(Dataset items)
• • • • •
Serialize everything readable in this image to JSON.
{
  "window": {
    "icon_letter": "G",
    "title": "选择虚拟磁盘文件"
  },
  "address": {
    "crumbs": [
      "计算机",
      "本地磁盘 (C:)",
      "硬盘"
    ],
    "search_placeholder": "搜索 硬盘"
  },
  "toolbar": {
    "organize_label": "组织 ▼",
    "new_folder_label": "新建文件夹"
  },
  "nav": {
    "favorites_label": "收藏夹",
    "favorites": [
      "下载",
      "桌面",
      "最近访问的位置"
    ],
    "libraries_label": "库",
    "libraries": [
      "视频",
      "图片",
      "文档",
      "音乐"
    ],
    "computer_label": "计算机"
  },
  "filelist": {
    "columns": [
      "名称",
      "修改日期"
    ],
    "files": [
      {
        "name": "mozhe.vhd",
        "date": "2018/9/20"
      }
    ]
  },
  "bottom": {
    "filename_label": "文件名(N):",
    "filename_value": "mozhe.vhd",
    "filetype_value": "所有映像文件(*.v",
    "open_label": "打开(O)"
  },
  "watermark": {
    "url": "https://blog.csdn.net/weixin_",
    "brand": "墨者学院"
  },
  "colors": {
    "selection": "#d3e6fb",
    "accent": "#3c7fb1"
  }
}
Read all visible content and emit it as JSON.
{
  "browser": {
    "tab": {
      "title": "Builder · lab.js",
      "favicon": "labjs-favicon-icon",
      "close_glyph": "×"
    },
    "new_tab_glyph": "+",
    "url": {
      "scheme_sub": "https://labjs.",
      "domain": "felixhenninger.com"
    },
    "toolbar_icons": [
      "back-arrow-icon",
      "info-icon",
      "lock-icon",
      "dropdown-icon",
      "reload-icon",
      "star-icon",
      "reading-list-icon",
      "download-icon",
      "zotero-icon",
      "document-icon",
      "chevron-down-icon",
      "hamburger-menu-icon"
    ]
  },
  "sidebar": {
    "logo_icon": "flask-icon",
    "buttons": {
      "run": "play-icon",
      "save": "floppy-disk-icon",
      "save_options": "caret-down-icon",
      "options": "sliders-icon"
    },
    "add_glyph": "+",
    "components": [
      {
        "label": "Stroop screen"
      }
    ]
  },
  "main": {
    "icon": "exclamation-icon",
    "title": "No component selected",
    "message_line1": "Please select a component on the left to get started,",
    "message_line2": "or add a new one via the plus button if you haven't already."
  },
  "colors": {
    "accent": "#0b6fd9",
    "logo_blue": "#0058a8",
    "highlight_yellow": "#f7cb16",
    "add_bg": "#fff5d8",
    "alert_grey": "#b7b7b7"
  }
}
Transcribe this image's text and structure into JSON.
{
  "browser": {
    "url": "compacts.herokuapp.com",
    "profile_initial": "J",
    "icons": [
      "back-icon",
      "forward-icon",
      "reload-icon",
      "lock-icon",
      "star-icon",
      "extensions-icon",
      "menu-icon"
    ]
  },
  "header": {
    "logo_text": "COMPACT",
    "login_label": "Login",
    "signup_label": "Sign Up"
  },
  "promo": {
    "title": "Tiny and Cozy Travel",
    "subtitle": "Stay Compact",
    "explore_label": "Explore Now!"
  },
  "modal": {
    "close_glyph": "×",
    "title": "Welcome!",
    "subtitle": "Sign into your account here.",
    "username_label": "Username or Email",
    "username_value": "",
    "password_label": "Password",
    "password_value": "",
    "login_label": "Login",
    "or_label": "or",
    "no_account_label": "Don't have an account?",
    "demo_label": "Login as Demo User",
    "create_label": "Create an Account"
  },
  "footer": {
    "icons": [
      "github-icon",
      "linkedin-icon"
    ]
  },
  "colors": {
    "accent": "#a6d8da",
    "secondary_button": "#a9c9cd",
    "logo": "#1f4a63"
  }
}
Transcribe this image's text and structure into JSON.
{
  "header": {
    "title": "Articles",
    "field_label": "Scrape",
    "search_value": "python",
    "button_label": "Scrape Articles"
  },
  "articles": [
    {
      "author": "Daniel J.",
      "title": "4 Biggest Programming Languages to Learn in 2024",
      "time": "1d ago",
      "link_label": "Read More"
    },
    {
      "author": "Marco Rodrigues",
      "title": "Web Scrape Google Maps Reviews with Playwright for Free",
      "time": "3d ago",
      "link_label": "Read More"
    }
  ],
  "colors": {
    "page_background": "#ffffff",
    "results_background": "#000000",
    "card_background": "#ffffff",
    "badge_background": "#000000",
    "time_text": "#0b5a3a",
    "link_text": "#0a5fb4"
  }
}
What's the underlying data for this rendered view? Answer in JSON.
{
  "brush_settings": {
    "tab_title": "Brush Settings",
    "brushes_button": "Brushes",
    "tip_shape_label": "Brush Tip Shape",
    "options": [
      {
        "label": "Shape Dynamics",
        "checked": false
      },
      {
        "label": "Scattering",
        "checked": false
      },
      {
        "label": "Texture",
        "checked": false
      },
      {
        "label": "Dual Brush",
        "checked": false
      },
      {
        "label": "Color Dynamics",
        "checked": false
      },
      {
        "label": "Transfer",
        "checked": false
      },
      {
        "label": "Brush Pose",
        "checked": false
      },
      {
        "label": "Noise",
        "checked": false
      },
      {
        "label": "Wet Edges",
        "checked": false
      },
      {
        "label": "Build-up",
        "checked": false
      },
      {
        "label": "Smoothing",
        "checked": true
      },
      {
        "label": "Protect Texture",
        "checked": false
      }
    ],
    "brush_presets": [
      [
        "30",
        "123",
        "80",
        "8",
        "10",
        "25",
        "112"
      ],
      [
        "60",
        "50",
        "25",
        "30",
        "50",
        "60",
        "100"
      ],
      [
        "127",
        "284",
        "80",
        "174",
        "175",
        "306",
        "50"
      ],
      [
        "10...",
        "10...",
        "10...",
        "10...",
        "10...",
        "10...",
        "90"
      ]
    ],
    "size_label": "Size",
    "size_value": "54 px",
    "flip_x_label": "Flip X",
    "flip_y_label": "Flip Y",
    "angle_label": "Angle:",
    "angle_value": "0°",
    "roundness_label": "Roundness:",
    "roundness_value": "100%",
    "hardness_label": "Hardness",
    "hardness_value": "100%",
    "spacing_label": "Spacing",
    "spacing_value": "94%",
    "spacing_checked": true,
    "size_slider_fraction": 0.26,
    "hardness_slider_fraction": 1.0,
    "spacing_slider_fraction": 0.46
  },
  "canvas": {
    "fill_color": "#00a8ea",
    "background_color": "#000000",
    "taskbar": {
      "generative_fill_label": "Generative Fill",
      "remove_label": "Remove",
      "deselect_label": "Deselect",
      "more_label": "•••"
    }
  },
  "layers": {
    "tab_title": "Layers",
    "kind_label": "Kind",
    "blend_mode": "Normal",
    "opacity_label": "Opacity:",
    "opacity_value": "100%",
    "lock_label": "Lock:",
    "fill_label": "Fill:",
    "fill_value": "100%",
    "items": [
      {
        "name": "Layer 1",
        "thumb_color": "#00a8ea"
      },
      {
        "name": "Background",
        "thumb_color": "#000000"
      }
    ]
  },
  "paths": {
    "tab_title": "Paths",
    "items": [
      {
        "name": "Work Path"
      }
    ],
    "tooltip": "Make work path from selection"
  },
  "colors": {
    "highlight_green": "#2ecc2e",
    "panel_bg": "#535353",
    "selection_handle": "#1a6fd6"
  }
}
• • • • •
### SET TASK:
From the first line to the last, retype the data exactly.

### RESPONSE:
Serialize everything readable in this image to JSON.
{
  "window": {
    "icon_letter": "G",
    "title": "选择虚拟磁盘文件"
  },
  "address": {
    "crumbs": [
      "计算机",
      "本地磁盘 (C:)",
      "硬盘"
    ],
    "search_placeholder": "搜索 硬盘"
  },
  "toolbar": {
    "organize_label": "组织 ▼",
    "new_folder_label": "新建文件夹"
  },
  "nav": {
    "favorites_label": "收藏夹",
    "favorites": [
      "下载",
      "桌面",
      "最近访问的位置"
    ],
    "libraries_label": "库",
    "libraries": [
      "视频",
      "图片",
      "文档",
      "音乐"
    ],
    "computer_label": "计算机"
  },
  "filelist": {
    "columns": [
      "名称",
      "修改日期"
    ],
    "files": [
      {
        "name": "mozhe.vhd",
        "date": "2018/9/20"
      }
    ]
  },
  "bottom": {
    "filename_label": "文件名(N):",
    "filename_value": "mozhe.vhd",
    "filetype_value": "所有映像文件(*.v",
    "open_label": "打开(O)"
  },
  "watermark": {
    "url": "https://blog.csdn.net/weixin_",
    "brand": "墨者学院"
  },
  "colors": {
    "selection": "#d3e6fb",
    "accent": "#3c7fb1"
  }
}
Read all visible content and emit it as JSON.
{
  "browser": {
    "tab": {
      "title": "Builder · lab.js",
      "favicon": "labjs-favicon-icon",
      "close_glyph": "×"
    },
    "new_tab_glyph": "+",
    "url": {
      "scheme_sub": "https://labjs.",
      "domain": "felixhenninger.com"
    },
    "toolbar_icons": [
      "back-arrow-icon",
      "info-icon",
      "lock-icon",
      "dropdown-icon",
      "reload-icon",
      "star-icon",
      "reading-list-icon",
      "download-icon",
      "zotero-icon",
      "document-icon",
      "chevron-down-icon",
      "hamburger-menu-icon"
    ]
  },
  "sidebar": {
    "logo_icon": "flask-icon",
    "buttons": {
      "run": "play-icon",
      "save": "floppy-disk-icon",
      "save_options": "caret-down-icon",
      "options": "sliders-icon"
    },
    "add_glyph": "+",
    "components": [
      {
        "label": "Stroop screen"
      }
    ]
  },
  "main": {
    "icon": "exclamation-icon",
    "title": "No component selected",
    "message_line1": "Please select a component on the left to get started,",
    "message_line2": "or add a new one via the plus button if you haven't already."
  },
  "colors": {
    "accent": "#0b6fd9",
    "logo_blue": "#0058a8",
    "highlight_yellow": "#f7cb16",
    "add_bg": "#fff5d8",
    "alert_grey": "#b7b7b7"
  }
}
Transcribe this image's text and structure into JSON.
{
  "browser": {
    "url": "compacts.herokuapp.com",
    "profile_initial": "J",
    "icons": [
      "back-icon",
      "forward-icon",
      "reload-icon",
      "lock-icon",
      "star-icon",
      "extensions-icon",
      "menu-icon"
    ]
  },
  "header": {
    "logo_text": "COMPACT",
    "login_label": "Login",
    "signup_label": "Sign Up"
  },
  "promo": {
    "title": "Tiny and Cozy Travel",
    "subtitle": "Stay Compact",
    "explore_label": "Explore Now!"
  },
  "modal": {
    "close_glyph": "×",
    "title": "Welcome!",
    "subtitle": "Sign into your account here.",
    "username_label": "Username or Email",
    "username_value": "",
    "password_label": "Password",
    "password_value": "",
    "login_label": "Login",
    "or_label": "or",
    "no_account_label": "Don't have an account?",
    "demo_label": "Login as Demo User",
    "create_label": "Create an Account"
  },
  "footer": {
    "icons": [
      "github-icon",
      "linkedin-icon"
    ]
  },
  "colors": {
    "accent": "#a6d8da",
    "secondary_button": "#a9c9cd",
    "logo": "#1f4a63"
  }
}
Transcribe this image's text and structure into JSON.
{
  "header": {
    "title": "Articles",
    "field_label": "Scrape",
    "search_value": "python",
    "button_label": "Scrape Articles"
  },
  "articles": [
    {
      "author": "Daniel J.",
      "title": "4 Biggest Programming Languages to Learn in 2024",
      "time": "1d ago",
      "link_label": "Read More"
    },
    {
      "author": "Marco Rodrigues",
      "title": "Web Scrape Google Maps Reviews with Playwright for Free",
      "time": "3d ago",
      "link_label": "Read More"
    }
  ],
  "colors": {
    "page_background": "#ffffff",
    "results_background": "#000000",
    "card_background": "#ffffff",
    "badge_background": "#000000",
    "time_text": "#0b5a3a",
    "link_text": "#0a5fb4"
  }
}
What's the underlying data for this rendered view? Answer in JSON.
{
  "brush_settings": {
    "tab_title": "Brush Settings",
    "brushes_button": "Brushes",
    "tip_shape_label": "Brush Tip Shape",
    "options": [
      {
        "label": "Shape Dynamics",
        "checked": false
      },
      {
        "label": "Scattering",
        "checked": false
      },
      {
        "label": "Texture",
        "checked": false
      },
      {
        "label": "Dual Brush",
        "checked": false
      },
      {
        "label": "Color Dynamics",
        "checked": false
      },
      {
        "label": "Transfer",
        "checked": false
      },
      {
        "label": "Brush Pose",
        "checked": false
      },
      {
        "label": "Noise",
        "checked": false
      },
      {
        "label": "Wet Edges",
        "checked": false
      },
      {
        "label": "Build-up",
        "checked": false
      },
      {
        "label": "Smoothing",
        "checked": true
      },
      {
        "label": "Protect Texture",
        "checked": false
      }
    ],
    "brush_presets": [
      [
        "30",
        "123",
        "80",
        "8",
        "10",
        "25",
        "112"
      ],
      [
        "60",
        "50",
        "25",
        "30",
        "50",
        "60",
        "100"
      ],
      [
        "127",
        "284",
        "80",
        "174",
        "175",
        "306",
        "50"
      ],
      [
        "10...",
        "10...",
        "10...",
        "10...",
        "10...",
        "10...",
        "90"
      ]
    ],
    "size_label": "Size",
    "size_value": "54 px",
    "flip_x_label": "Flip X",
    "flip_y_label": "Flip Y",
    "angle_label": "Angle:",
    "angle_value": "0°",
    "roundness_label": "Roundness:",
    "roundness_value": "100%",
    "hardness_label": "Hardness",
    "hardness_value": "100%",
    "spacing_label": "Spacing",
    "spacing_value": "94%",
    "spacing_checked": true,
    "size_slider_fraction": 0.26,
    "hardness_slider_fraction": 1.0,
    "spacing_slider_fraction": 0.46
  },
  "canvas": {
    "fill_color": "#00a8ea",
    "background_color": "#000000",
    "taskbar": {
      "generative_fill_label": "Generative Fill",
      "remove_label": "Remove",
      "deselect_label": "Deselect",
      "more_label": "•••"
    }
  },
  "layers": {
    "tab_title": "Layers",
    "kind_label": "Kind",
    "blend_mode": "Normal",
    "opacity_label": "Opacity:",
    "opacity_value": "100%",
    "lock_label": "Lock:",
    "fill_label": "Fill:",
    "fill_value": "100%",
    "items": [
      {
        "name": "Layer 1",
        "thumb_color": "#00a8ea"
      },
      {
        "name": "Background",
        "thumb_color": "#000000"
      }
    ]
  },
  "paths": {
    "tab_title": "Paths",
    "items": [
      {
        "name": "Work Path"
      }
    ],
    "tooltip": "Make work path from selection"
  },
  "colors": {
    "highlight_green": "#2ecc2e",
    "panel_bg": "#535353",
    "selection_handle": "#1a6fd6"
  }
}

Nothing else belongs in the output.